» **DIRECTIONS FOR THIS TASK**
Pull out every line from the listing that has the word "your".

» **DATA TO PROCESS**
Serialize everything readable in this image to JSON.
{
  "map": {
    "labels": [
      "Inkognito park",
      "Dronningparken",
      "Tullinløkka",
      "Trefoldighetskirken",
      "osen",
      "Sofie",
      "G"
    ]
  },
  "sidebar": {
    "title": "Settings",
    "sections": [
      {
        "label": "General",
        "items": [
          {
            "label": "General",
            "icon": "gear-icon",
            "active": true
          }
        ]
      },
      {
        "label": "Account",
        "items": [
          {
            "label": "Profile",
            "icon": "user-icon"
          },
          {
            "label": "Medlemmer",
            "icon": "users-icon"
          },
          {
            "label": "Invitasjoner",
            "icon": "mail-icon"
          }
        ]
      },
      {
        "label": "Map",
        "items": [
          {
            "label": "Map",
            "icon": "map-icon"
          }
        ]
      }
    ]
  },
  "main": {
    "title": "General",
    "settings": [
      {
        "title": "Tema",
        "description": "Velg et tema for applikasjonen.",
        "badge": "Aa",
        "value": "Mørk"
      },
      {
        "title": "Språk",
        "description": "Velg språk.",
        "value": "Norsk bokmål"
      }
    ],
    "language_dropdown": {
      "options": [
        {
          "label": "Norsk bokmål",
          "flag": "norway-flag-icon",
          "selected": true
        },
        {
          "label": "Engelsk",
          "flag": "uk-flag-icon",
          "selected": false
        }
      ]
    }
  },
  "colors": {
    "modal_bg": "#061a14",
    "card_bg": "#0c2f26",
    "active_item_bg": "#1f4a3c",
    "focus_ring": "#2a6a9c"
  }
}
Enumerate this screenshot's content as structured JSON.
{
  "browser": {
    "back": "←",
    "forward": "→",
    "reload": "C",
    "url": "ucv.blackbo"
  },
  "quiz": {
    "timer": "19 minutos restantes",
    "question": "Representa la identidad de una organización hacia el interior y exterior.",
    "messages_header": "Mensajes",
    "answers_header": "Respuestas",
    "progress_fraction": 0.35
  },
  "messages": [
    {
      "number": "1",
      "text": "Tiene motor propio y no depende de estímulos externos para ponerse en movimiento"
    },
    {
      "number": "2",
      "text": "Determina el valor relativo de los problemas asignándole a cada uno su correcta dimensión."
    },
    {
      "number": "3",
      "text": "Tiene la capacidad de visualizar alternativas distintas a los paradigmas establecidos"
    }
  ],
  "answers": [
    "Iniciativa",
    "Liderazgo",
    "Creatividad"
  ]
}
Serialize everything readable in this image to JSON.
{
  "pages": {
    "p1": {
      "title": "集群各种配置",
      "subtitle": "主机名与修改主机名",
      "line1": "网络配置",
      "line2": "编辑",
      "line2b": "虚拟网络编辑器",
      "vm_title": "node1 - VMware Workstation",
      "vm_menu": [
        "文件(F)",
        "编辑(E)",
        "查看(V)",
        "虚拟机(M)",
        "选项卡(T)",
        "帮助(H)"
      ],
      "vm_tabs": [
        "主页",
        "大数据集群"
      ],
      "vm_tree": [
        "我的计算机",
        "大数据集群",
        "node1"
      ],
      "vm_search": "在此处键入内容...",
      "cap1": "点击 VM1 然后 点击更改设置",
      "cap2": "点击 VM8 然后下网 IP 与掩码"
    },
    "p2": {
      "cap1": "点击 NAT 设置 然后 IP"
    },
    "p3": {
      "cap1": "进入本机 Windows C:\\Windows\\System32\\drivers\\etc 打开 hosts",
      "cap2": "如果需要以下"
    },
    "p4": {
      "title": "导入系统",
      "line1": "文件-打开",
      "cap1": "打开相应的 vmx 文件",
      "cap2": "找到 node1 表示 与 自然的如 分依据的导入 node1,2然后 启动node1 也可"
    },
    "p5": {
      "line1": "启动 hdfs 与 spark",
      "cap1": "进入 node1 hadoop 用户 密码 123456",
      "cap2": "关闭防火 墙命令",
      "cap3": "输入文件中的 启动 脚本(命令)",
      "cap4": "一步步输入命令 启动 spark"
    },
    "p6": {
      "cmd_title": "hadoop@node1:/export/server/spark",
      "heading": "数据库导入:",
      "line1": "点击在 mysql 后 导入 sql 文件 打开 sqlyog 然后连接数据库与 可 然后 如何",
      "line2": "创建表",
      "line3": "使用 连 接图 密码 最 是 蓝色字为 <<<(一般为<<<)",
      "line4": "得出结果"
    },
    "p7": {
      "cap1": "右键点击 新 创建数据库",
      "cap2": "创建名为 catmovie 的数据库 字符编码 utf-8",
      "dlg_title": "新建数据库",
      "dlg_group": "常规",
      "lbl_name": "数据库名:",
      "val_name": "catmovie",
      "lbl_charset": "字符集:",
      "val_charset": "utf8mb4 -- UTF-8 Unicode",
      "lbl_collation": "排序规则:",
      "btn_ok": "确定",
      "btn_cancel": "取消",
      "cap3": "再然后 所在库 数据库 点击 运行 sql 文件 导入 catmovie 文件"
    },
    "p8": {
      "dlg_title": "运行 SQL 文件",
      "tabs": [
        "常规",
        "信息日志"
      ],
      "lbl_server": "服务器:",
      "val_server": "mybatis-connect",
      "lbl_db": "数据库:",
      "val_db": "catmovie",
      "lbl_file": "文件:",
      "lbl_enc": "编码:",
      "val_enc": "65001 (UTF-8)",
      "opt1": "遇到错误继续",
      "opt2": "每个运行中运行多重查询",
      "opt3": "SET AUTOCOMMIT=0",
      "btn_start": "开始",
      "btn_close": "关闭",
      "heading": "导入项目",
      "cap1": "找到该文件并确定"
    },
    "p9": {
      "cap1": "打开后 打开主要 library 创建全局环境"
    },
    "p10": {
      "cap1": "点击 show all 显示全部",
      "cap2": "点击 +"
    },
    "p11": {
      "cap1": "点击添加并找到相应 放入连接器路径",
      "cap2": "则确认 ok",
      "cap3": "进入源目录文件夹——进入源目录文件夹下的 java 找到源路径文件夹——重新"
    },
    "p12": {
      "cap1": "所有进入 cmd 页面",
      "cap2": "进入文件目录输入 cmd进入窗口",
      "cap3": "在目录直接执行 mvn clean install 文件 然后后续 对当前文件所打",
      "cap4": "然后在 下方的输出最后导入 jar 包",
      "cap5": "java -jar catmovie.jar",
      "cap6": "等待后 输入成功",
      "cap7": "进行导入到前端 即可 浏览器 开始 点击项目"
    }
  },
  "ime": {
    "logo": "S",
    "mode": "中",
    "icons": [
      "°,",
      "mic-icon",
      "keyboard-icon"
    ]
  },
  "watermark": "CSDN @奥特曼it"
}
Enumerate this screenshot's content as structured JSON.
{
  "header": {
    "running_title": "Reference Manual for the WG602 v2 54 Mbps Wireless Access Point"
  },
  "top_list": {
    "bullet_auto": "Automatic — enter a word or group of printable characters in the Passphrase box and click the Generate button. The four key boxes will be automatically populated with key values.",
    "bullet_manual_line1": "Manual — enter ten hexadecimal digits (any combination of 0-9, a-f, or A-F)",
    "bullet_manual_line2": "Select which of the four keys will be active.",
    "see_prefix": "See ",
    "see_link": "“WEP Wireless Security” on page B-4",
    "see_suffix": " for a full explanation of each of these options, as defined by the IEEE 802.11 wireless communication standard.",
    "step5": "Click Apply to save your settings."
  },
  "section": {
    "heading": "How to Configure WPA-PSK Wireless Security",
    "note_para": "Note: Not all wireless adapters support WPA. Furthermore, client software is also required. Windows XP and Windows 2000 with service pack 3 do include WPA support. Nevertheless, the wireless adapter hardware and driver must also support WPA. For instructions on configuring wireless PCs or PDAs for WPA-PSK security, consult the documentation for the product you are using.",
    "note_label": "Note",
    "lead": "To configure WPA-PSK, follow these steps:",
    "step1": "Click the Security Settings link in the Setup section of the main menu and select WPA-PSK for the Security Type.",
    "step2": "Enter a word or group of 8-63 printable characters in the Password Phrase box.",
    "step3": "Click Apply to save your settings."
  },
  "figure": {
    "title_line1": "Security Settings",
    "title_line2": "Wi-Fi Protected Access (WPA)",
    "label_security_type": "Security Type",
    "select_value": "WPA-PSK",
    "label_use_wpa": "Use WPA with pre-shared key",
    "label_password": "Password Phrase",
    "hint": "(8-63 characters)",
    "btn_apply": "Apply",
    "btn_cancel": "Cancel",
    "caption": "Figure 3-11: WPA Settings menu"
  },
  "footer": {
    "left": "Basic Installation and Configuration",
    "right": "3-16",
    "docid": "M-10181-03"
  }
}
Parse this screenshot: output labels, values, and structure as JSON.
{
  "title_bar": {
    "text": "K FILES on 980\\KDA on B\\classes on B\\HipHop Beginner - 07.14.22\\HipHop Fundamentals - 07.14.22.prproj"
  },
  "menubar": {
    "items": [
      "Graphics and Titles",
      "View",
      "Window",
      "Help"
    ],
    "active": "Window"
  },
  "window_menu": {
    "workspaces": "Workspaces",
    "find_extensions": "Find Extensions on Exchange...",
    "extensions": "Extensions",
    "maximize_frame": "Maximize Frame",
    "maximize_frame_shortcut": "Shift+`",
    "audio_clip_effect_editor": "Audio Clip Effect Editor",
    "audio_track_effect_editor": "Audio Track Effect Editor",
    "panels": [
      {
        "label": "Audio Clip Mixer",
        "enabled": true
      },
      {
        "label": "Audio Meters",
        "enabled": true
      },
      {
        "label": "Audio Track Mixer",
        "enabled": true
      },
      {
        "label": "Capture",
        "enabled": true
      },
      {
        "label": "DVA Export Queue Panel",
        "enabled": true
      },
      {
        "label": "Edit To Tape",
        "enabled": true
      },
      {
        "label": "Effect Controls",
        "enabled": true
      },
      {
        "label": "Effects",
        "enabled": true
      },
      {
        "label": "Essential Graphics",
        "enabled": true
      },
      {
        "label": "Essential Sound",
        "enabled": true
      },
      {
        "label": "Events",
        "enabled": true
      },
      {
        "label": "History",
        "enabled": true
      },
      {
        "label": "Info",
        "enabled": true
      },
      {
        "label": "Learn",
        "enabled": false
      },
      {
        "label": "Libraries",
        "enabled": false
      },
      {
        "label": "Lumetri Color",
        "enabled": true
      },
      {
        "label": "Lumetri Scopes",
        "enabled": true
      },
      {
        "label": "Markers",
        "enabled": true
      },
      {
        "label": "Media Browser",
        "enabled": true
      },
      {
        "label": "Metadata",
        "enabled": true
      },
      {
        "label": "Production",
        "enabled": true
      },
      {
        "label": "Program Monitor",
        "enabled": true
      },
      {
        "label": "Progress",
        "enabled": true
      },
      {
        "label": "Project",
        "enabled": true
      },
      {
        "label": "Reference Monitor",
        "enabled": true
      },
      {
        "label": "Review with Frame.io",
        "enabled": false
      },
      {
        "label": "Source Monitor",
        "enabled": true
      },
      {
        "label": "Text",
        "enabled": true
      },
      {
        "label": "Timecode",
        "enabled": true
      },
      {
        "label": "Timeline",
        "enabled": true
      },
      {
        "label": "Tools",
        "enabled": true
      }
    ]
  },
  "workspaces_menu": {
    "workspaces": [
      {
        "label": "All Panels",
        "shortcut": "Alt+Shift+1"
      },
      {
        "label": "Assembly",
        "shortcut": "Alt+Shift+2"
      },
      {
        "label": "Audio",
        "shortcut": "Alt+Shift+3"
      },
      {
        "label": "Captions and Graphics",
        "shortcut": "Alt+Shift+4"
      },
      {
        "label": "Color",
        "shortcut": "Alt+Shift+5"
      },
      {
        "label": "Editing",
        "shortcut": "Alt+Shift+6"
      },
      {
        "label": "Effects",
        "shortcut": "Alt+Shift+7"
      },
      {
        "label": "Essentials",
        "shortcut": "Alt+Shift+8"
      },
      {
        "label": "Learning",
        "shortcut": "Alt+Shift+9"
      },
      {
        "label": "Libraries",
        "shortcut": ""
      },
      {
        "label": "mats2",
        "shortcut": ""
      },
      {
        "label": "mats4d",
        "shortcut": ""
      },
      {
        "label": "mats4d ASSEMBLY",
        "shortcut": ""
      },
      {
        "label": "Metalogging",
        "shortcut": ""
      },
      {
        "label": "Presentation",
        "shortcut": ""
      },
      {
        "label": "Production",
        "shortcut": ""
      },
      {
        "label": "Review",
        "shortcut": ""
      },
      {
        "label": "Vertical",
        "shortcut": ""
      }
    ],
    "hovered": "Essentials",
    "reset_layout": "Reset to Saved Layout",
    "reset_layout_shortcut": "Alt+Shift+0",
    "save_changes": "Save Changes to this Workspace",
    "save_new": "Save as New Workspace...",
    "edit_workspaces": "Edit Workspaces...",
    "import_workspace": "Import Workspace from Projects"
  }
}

» **RESULT OF THE EXERCISE**
    "step5": "Click Apply to save your settings."
    "step3": "Click Apply to save your settings."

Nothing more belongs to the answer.